▶ _PROMPT_
Extract every entry word for word.

▶ _TASK INPUT_
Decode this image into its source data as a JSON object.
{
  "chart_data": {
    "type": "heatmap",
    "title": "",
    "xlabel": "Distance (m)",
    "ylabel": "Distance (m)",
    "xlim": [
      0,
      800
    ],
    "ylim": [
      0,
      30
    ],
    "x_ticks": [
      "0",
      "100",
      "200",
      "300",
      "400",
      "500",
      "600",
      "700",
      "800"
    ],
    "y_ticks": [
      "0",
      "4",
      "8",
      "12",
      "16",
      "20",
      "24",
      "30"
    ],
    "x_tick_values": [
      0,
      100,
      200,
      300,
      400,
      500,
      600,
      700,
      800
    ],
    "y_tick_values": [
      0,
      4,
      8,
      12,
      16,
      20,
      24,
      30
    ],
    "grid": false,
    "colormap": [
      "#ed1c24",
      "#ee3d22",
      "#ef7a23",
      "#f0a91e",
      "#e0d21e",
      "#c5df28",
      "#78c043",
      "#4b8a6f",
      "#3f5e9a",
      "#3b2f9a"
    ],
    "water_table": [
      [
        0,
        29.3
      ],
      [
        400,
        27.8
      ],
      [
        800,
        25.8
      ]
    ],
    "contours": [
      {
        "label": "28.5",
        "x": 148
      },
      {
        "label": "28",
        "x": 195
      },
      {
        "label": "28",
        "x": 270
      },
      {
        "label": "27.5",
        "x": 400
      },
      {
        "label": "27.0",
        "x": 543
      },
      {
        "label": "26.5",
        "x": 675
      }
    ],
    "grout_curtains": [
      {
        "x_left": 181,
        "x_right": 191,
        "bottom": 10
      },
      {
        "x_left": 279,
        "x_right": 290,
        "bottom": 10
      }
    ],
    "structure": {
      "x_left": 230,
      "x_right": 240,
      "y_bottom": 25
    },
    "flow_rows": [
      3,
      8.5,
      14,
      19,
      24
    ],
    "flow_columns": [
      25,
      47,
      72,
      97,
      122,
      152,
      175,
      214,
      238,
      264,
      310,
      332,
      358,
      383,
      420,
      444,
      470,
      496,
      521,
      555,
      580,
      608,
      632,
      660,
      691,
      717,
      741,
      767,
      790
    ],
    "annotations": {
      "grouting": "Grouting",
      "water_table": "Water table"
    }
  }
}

▶ _THE REPLY_
Decode this image into its source data as a JSON object.
{
  "chart_data": {
    "type": "heatmap",
    "title": "",
    "xlabel": "Distance (m)",
    "ylabel": "Distance (m)",
    "xlim": [
      0,
      800
    ],
    "ylim": [
      0,
      30
    ],
    "x_ticks": [
      "0",
      "100",
      "200",
      "300",
      "400",
      "500",
      "600",
      "700",
      "800"
    ],
    "y_ticks": [
      "0",
      "4",
      "8",
      "12",
      "16",
      "20",
      "24",
      "30"
    ],
    "x_tick_values": [
      0,
      100,
      200,
      300,
      400,
      500,
      600,
      700,
      800
    ],
    "y_tick_values": [
      0,
      4,
      8,
      12,
      16,
      20,
      24,
      30
    ],
    "grid": false,
    "colormap": [
      "#ed1c24",
      "#ee3d22",
      "#ef7a23",
      "#f0a91e",
      "#e0d21e",
      "#c5df28",
      "#78c043",
      "#4b8a6f",
      "#3f5e9a",
      "#3b2f9a"
    ],
    "water_table": [
      [
        0,
        29.3
      ],
      [
        400,
        27.8
      ],
      [
        800,
        25.8
      ]
    ],
    "contours": [
      {
        "label": "28.5",
        "x": 148
      },
      {
        "label": "28",
        "x": 195
      },
      {
        "label": "28",
        "x": 270
      },
      {
        "label": "27.5",
        "x": 400
      },
      {
        "label": "27.0",
        "x": 543
      },
      {
        "label": "26.5",
        "x": 675
      }
    ],
    "grout_curtains": [
      {
        "x_left": 181,
        "x_right": 191,
        "bottom": 10
      },
      {
        "x_left": 279,
        "x_right": 290,
        "bottom": 10
      }
    ],
    "structure": {
      "x_left": 230,
      "x_right": 240,
      "y_bottom": 25
    },
    "flow_rows": [
      3,
      8.5,
      14,
      19,
      24
    ],
    "flow_columns": [
      25,
      47,
      72,
      97,
      122,
      152,
      175,
      214,
      238,
      264,
      310,
      332,
      358,
      383,
      420,
      444,
      470,
      496,
      521,
      555,
      580,
      608,
      632,
      660,
      691,
      717,
      741,
      767,
      790
    ],
    "annotations": {
      "grouting": "Grouting",
      "water_table": "Water table"
    }
  }
}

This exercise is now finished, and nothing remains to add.